[Stored data entries]

══════════════════════════════

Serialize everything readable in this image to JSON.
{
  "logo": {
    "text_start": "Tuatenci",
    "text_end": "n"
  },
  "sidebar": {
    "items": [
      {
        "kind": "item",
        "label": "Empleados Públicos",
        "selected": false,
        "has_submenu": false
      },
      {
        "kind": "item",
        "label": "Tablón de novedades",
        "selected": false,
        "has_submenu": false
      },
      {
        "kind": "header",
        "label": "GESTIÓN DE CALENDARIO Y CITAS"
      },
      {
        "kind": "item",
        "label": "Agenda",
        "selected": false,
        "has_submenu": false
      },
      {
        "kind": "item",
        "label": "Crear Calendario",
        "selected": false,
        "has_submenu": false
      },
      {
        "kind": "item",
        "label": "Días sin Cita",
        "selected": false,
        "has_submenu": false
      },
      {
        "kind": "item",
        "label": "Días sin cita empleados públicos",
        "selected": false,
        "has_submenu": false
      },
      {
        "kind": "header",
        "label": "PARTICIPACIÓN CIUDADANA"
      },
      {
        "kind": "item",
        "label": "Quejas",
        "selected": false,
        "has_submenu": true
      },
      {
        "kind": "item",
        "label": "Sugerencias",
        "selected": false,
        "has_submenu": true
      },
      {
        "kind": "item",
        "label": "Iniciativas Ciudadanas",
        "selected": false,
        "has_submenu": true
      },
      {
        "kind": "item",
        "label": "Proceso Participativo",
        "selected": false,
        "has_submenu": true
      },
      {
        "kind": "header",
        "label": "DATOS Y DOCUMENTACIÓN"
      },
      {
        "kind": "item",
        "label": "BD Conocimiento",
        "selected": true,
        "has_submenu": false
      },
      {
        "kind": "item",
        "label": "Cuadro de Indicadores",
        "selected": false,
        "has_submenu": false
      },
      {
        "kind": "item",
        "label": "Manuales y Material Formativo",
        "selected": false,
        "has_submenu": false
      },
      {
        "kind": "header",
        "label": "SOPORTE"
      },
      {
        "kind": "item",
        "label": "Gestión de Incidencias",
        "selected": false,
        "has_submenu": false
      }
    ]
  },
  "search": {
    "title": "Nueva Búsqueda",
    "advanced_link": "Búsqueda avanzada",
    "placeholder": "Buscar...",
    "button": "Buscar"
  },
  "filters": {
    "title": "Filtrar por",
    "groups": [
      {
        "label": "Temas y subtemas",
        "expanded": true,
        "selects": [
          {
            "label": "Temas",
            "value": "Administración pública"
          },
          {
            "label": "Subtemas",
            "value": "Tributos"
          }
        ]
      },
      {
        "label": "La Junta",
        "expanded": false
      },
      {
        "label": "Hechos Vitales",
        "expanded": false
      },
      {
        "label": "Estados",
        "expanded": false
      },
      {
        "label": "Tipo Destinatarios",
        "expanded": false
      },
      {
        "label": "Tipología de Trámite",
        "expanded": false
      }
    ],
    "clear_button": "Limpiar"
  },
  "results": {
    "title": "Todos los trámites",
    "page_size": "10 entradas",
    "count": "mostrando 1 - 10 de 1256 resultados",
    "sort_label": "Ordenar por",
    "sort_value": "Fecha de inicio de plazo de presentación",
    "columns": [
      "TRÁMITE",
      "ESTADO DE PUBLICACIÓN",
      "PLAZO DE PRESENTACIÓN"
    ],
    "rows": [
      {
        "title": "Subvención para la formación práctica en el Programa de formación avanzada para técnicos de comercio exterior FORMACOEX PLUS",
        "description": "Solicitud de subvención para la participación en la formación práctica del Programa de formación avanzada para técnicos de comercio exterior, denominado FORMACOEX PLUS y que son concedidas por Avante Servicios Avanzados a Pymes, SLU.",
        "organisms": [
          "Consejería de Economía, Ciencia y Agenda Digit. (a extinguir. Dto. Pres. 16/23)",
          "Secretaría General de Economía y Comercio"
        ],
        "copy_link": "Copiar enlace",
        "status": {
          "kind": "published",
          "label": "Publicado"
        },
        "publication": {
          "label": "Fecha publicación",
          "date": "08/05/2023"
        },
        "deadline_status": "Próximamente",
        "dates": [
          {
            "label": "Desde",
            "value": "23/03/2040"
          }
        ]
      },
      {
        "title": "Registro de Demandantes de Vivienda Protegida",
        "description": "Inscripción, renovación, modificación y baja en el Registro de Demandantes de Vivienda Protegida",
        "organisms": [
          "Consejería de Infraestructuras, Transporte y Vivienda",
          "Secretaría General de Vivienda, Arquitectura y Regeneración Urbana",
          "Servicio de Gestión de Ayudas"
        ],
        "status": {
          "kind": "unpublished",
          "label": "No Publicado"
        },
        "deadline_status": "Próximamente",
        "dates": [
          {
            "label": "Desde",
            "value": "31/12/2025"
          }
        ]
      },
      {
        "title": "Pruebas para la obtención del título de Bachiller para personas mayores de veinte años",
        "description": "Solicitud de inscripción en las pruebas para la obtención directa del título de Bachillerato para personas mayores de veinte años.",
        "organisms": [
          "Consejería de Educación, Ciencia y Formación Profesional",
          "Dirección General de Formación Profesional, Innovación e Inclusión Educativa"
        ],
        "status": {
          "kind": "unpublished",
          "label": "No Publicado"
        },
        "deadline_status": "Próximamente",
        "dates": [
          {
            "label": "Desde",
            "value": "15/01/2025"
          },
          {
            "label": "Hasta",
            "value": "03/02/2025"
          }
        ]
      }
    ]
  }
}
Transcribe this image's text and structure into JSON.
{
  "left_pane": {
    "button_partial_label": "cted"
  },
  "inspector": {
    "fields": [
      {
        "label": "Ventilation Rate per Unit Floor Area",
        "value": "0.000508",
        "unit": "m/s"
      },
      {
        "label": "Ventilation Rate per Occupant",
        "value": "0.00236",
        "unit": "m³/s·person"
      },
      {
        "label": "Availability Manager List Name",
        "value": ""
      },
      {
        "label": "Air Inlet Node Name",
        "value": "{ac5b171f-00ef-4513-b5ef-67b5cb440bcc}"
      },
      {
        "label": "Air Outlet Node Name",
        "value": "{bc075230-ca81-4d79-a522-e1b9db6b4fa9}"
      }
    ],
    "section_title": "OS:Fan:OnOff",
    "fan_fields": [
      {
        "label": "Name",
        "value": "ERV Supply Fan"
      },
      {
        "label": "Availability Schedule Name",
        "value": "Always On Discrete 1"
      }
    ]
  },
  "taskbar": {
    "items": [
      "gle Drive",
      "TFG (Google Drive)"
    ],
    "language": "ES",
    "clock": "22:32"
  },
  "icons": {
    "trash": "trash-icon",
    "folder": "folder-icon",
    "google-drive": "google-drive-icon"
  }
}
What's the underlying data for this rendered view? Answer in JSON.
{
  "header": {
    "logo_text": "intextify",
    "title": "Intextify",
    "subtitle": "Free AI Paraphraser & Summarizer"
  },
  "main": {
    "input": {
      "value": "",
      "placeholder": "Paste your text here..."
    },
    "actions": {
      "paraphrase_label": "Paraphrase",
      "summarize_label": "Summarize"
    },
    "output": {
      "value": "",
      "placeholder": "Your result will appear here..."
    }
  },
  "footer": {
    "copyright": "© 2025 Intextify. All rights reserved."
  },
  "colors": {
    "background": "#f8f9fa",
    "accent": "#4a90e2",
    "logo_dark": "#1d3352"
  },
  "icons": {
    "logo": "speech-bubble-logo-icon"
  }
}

══════════════════════════════

Do this →
Using the records given above, list every line that includes the word "Ventilation".

The answer →
        "label": "Ventilation Rate per Unit Floor Area",
        "label": "Ventilation Rate per Occupant",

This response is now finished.